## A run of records
******************************

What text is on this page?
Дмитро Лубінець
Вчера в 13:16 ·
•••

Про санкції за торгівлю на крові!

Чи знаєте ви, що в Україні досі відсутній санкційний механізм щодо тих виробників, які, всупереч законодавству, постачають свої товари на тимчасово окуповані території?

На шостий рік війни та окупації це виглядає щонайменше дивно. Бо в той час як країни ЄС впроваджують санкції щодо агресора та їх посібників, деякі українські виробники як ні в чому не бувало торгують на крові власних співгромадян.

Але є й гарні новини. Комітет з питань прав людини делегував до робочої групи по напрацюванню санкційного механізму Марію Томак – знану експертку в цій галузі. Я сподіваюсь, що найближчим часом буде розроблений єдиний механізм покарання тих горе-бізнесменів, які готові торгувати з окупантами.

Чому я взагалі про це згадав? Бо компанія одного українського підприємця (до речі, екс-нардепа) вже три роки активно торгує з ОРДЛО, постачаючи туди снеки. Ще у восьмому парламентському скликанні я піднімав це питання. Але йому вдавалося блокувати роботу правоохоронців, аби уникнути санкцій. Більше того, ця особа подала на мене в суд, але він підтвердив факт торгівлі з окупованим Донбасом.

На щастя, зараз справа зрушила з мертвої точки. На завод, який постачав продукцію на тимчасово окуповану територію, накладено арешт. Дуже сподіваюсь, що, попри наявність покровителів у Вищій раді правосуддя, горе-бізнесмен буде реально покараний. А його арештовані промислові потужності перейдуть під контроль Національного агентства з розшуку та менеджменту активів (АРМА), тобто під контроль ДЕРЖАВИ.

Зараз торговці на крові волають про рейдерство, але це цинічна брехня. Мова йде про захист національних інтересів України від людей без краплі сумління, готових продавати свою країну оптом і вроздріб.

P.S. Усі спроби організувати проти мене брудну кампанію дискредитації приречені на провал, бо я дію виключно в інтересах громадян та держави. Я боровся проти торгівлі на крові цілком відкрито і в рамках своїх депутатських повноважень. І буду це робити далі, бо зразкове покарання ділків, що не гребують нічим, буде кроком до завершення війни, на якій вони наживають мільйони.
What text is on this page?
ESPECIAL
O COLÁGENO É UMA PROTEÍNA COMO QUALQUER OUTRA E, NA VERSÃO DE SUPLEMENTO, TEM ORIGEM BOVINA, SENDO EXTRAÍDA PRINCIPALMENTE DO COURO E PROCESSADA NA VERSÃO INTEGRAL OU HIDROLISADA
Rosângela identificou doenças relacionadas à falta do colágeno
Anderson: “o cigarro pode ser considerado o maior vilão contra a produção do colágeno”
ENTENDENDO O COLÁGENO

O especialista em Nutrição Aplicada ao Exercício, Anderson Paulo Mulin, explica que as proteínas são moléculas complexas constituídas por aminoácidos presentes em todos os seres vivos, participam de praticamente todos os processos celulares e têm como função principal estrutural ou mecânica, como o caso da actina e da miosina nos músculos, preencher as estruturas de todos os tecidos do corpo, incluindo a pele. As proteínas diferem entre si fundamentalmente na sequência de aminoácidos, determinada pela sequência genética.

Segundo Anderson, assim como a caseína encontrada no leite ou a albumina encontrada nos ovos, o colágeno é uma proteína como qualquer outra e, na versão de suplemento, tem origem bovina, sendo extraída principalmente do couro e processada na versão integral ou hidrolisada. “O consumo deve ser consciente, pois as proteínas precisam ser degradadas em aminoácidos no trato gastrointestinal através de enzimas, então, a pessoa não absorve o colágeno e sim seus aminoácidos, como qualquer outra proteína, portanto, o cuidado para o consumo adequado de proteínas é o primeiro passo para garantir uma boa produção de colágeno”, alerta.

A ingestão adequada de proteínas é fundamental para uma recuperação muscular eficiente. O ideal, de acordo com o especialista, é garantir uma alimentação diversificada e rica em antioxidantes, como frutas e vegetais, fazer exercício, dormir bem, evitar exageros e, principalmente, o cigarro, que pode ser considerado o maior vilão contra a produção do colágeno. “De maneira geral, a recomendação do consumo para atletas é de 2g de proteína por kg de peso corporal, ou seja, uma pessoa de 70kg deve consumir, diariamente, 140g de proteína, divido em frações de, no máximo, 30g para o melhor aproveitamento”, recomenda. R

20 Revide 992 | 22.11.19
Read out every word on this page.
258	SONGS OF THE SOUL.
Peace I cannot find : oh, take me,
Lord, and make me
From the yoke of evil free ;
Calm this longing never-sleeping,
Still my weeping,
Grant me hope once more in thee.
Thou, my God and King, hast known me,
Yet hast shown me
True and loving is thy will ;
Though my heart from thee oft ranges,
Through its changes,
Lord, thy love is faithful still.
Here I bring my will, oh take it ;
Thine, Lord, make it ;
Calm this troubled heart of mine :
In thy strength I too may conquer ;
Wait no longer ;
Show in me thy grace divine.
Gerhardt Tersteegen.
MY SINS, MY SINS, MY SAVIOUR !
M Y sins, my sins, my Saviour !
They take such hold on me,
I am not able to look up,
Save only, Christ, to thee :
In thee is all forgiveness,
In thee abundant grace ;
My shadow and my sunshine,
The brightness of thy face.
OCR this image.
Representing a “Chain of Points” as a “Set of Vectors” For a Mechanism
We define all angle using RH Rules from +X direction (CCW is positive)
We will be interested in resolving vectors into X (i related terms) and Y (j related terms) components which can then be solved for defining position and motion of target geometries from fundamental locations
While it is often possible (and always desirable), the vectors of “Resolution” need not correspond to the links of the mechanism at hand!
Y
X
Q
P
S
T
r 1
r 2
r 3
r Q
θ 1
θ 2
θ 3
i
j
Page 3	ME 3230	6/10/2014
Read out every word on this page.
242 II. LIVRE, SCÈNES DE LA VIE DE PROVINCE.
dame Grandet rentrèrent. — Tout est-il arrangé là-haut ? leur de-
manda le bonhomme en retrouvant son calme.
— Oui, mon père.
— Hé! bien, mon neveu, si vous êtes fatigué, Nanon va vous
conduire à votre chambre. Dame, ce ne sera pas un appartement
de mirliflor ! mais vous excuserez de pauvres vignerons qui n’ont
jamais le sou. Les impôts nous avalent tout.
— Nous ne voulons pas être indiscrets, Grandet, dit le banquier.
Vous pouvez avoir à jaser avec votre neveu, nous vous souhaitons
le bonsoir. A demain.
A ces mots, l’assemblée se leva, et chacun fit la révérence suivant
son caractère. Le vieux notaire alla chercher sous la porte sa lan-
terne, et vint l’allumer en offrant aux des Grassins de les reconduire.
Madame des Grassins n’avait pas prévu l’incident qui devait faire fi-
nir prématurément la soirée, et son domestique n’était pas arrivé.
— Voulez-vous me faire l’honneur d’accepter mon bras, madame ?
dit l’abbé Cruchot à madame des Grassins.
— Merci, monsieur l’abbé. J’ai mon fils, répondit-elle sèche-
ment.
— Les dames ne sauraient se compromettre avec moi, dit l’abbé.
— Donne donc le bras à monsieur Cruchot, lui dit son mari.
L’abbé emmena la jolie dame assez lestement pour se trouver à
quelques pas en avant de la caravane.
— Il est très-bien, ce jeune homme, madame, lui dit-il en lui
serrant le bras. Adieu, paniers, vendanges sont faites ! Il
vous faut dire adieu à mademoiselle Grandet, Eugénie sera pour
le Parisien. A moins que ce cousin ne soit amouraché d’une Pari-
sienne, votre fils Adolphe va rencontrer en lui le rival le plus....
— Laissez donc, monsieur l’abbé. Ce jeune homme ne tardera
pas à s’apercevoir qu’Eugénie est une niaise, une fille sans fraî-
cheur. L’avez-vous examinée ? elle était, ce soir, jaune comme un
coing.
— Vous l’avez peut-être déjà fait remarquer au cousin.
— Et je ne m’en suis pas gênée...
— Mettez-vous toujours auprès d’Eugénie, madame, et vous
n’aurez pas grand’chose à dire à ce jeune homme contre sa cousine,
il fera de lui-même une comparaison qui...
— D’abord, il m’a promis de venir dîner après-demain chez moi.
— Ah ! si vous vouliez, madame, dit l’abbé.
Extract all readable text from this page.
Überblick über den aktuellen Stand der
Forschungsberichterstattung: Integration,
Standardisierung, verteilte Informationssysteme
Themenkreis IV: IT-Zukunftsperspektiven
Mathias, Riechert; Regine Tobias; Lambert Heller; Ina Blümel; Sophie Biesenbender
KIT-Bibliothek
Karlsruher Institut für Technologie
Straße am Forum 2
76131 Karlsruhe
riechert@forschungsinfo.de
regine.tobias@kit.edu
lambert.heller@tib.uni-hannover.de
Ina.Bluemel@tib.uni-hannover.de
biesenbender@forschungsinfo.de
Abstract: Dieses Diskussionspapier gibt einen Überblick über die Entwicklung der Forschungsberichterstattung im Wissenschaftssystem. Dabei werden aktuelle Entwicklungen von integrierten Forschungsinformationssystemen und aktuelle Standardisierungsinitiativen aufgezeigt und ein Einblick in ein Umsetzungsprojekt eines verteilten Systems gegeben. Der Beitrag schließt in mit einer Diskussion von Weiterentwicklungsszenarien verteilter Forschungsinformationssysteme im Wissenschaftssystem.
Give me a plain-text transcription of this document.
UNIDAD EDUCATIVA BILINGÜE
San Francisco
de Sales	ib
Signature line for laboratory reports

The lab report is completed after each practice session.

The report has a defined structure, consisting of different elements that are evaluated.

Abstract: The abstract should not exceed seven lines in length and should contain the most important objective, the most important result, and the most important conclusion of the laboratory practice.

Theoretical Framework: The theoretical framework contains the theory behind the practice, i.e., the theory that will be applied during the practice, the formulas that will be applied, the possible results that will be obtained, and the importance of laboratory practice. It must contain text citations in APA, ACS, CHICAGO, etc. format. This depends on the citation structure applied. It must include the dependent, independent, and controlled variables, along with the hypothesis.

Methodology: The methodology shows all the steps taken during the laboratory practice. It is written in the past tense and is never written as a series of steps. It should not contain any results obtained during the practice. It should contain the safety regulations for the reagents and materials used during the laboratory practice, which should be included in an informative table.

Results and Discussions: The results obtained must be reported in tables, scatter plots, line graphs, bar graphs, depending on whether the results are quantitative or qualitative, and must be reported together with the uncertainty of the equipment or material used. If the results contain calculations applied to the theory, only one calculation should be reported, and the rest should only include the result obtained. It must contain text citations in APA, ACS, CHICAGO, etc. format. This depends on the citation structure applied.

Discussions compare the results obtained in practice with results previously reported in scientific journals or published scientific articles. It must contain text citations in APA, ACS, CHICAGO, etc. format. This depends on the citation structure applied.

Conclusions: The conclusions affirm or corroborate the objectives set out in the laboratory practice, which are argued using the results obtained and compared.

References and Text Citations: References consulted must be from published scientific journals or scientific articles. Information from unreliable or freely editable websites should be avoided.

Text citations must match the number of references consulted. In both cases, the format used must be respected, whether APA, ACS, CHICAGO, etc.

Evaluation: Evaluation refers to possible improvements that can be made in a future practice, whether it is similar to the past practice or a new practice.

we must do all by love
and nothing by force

******************************

## Work instructions
Copy in full each line that holds the word "heart".

## The result
Though my heart from thee oft ranges,
Calm this troubled heart of mine :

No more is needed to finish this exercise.